> [Article]
The guys over at My Tractor Forum swear by Seafoam for two strokes.  I use it in both my saws (an ounce or two in a full tank once in a while) to keep them clean.  My Echo is pretty new so there's probably little if any carbon it by my McCulloch smoked like an SOB and spit carbon out of the muffler for a while afterwards.  It been running great ever since.


----------



## polaris (Sep 24, 2009)

badfish, thanks for the link, it raises my opinion of Ben Chandler D-KY.


----------



## polaris (Sep 30, 2009)

Bad fish. Are you the same Badfish 740 that hangs out on the Dodge/ Cummins diesel forum?


----------



## Bricks (Oct 1, 2009)

burntime said:
			
		

> Yep, I found out that you can not use it in a car with a converter...almost dumped some in...



  Seafom will not harm converters...read the can. I have run Seafoam in every vehicle, truck,  farm equipment, small engine, 2 and 4 stroke I have owned over the last 20 years. I run Seafoam thru my wifes Trailblazer about once a month with out telling her and usually inevidably she asks what I did to it cause her fuel mileage goes up errrrrr should I say comes back where  her average was..


----------



## burntime (Oct 1, 2009)

I will be darned, I read the can and it says o2 sensor safe!  Another positive for seafoam!


----------



## Jerry_NJ (Oct 1, 2009)

I used the subject chain saw yesterday (the original post) and am now running with almost no Sea Foam, the saw runs well and isn't smoking.  It starts well and "warms" up fast, i.e., runs without any choke after a few seconds.  It seems to tell me the heavy dose of Sea Foam I gave it cleaned up the fuel system, and did not do any damage (yet discovered).  Again, reading the can, it seems safe to run a heavy dose of Sea Foam to "kick off" the cleaning, then go to a regular does or just run on regular fuel mix for several tanks before adding a light maintenance dose of Sea Foam.  It has never been my practice to used fuel system conditioner/cleaner on a every tank basis.

> [Supplied information]
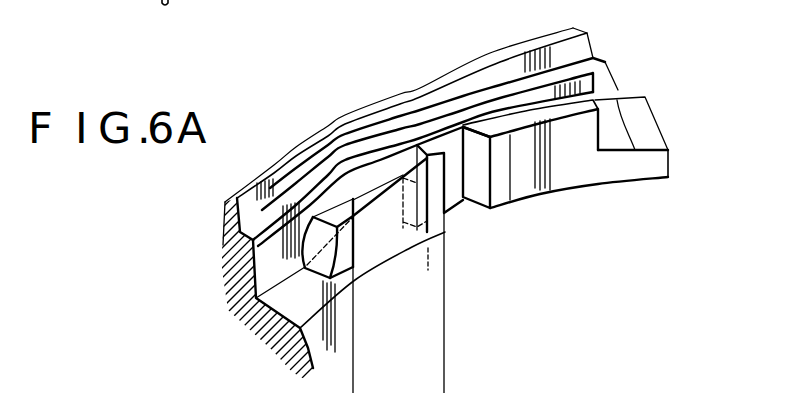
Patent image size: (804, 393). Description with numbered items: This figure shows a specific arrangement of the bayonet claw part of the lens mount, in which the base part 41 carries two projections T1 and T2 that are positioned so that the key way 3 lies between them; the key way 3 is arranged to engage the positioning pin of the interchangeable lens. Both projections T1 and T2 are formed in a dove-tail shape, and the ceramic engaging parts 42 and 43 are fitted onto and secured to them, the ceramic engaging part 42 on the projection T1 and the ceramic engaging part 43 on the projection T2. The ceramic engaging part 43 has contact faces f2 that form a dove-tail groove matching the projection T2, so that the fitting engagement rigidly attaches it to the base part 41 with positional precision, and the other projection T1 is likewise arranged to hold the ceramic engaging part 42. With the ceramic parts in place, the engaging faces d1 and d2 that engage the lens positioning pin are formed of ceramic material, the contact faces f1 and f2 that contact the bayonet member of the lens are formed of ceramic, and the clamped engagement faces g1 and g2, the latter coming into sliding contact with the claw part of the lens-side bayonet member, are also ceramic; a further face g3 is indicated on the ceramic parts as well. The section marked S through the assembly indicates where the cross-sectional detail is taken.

The base part 41 is at (620, 170).
The ceramic engaging part 42 is at (507, 113).
The ceramic engaging part 43 is at (298, 204).
The key way 3 is at (455, 210).
The projection T1 is at (582, 165).
The projection T2 is at (372, 230).
The contact face f1 is at (612, 132).
The contact face f2 is at (433, 212).
The engaging face g1 is at (552, 108).
The engaging face g2 is at (372, 205).
The third groove g3 is at (641, 5).
The engaging face d1 is at (478, 195).
The engaging face d2 is at (430, 283).
The section line S is at (340, 130).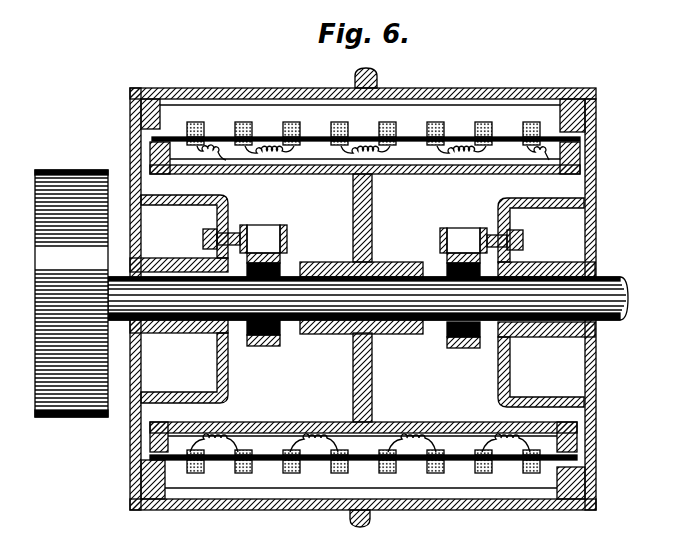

> [Tasks for this exercise]
A: Rewrite the Seafoam thread starting with "## burntime (Oct" and going on through "Jerry_NJ (Oct 1, 2009)", switching "o2 sensor" to "oxygen sensor".
B: In the Seafoam thread, how often does Bricks run Seafoam through the Trailblazer?
C: Carry on the Seafoam thread after its last post.
The listing has no connection to the Seafoam forum thread.

> [Per-task outputs]
A:
## burntime (Oct 1, 2009)

I will be darned, I read the can and it says oxygen sensor safe!  Another positive for seafoam!


----------



## Jerry_NJ (Oct 1, 2009)

B: About once a month.

C:
----------



## spirilis (Oct 1, 2009)

The only place I've used Seafoam is in my old Nissan Maxima's intake system--got the car running hot, parked it in some secluded area, popped off a vacuum hose, dumped 1/2 the can in there slowly (so it didn't stall), shut off the motor, reconnected the vacuum hose and let it sit 15min... then fired it up.  After goosing the gas enough to stop it from stalling, HUGE billows of white smoke came out the exhaust pipe.  The second time I tried this, I did it twice in a row; once, then after 15min of driving did it again, and I am pretty sure that's what cooked my precat's.  The service-engine-soon light would come on periodically and go away.  Somehow it never failed PA emissions though (probably b/c I'd reset the battery, then drive it around a day or 2 before the test, and the SES light didn't come on by chance).  But do be careful with that...

It's fantastic stuff when used in moderation, in other words.

I dunno about that stuff hurting the O2 sensors, but I know it'll cook the catalytic converters if you use too much--or do it more than once in succession without letting the cats cool down, like I did that one time.  It's a petroleum product and it's dislodging unburned carbon deposits--just makes sense that it'll heat the hell out of the cats.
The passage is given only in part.